• Task description: Return the full listing exactly as it is written.
— BEGIN The data —
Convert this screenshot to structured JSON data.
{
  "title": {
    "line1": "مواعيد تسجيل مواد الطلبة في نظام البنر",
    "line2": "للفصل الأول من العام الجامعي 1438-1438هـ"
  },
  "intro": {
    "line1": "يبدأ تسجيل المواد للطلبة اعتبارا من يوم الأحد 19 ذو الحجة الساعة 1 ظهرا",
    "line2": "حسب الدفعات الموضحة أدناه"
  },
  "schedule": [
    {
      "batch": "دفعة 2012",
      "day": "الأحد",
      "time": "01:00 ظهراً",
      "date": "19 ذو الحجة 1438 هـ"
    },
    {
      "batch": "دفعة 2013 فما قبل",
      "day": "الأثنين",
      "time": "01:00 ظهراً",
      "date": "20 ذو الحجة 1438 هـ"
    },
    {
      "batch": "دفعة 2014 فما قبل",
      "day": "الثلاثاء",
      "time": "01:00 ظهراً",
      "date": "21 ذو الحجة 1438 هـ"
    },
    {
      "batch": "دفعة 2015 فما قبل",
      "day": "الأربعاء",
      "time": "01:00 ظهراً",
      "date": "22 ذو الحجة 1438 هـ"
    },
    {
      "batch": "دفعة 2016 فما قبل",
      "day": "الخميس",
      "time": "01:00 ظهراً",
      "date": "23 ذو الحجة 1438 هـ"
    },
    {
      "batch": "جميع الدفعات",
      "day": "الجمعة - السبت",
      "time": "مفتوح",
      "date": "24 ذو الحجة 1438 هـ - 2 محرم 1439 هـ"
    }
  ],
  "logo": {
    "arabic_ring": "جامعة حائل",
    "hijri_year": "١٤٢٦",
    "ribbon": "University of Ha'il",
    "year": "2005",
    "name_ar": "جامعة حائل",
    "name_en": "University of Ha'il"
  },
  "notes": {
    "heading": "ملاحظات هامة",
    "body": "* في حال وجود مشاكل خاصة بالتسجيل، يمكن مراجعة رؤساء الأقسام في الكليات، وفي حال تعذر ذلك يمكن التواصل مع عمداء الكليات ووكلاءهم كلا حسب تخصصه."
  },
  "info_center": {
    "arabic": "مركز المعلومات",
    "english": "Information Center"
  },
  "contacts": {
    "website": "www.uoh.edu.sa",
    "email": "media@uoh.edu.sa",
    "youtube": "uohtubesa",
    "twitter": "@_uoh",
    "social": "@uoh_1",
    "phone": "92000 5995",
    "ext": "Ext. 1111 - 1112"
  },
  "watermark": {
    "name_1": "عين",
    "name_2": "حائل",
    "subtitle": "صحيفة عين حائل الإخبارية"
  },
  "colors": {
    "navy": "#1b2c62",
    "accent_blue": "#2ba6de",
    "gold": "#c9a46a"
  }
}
— END The data —
• Response:
Convert this screenshot to structured JSON data.
{
  "title": {
    "line1": "مواعيد تسجيل مواد الطلبة في نظام البنر",
    "line2": "للفصل الأول من العام الجامعي 1438-1438هـ"
  },
  "intro": {
    "line1": "يبدأ تسجيل المواد للطلبة اعتبارا من يوم الأحد 19 ذو الحجة الساعة 1 ظهرا",
    "line2": "حسب الدفعات الموضحة أدناه"
  },
  "schedule": [
    {
      "batch": "دفعة 2012",
      "day": "الأحد",
      "time": "01:00 ظهراً",
      "date": "19 ذو الحجة 1438 هـ"
    },
    {
      "batch": "دفعة 2013 فما قبل",
      "day": "الأثنين",
      "time": "01:00 ظهراً",
      "date": "20 ذو الحجة 1438 هـ"
    },
    {
      "batch": "دفعة 2014 فما قبل",
      "day": "الثلاثاء",
      "time": "01:00 ظهراً",
      "date": "21 ذو الحجة 1438 هـ"
    },
    {
      "batch": "دفعة 2015 فما قبل",
      "day": "الأربعاء",
      "time": "01:00 ظهراً",
      "date": "22 ذو الحجة 1438 هـ"
    },
    {
      "batch": "دفعة 2016 فما قبل",
      "day": "الخميس",
      "time": "01:00 ظهراً",
      "date": "23 ذو الحجة 1438 هـ"
    },
    {
      "batch": "جميع الدفعات",
      "day": "الجمعة - السبت",
      "time": "مفتوح",
      "date": "24 ذو الحجة 1438 هـ - 2 محرم 1439 هـ"
    }
  ],
  "logo": {
    "arabic_ring": "جامعة حائل",
    "hijri_year": "١٤٢٦",
    "ribbon": "University of Ha'il",
    "year": "2005",
    "name_ar": "جامعة حائل",
    "name_en": "University of Ha'il"
  },
  "notes": {
    "heading": "ملاحظات هامة",
    "body": "* في حال وجود مشاكل خاصة بالتسجيل، يمكن مراجعة رؤساء الأقسام في الكليات، وفي حال تعذر ذلك يمكن التواصل مع عمداء الكليات ووكلاءهم كلا حسب تخصصه."
  },
  "info_center": {
    "arabic": "مركز المعلومات",
    "english": "Information Center"
  },
  "contacts": {
    "website": "www.uoh.edu.sa",
    "email": "media@uoh.edu.sa",
    "youtube": "uohtubesa",
    "twitter": "@_uoh",
    "social": "@uoh_1",
    "phone": "92000 5995",
    "ext": "Ext. 1111 - 1112"
  },
  "watermark": {
    "name_1": "عين",
    "name_2": "حائل",
    "subtitle": "صحيفة عين حائل الإخبارية"
  },
  "colors": {
    "navy": "#1b2c62",
    "accent_blue": "#2ba6de",
    "gold": "#c9a46a"
  }
}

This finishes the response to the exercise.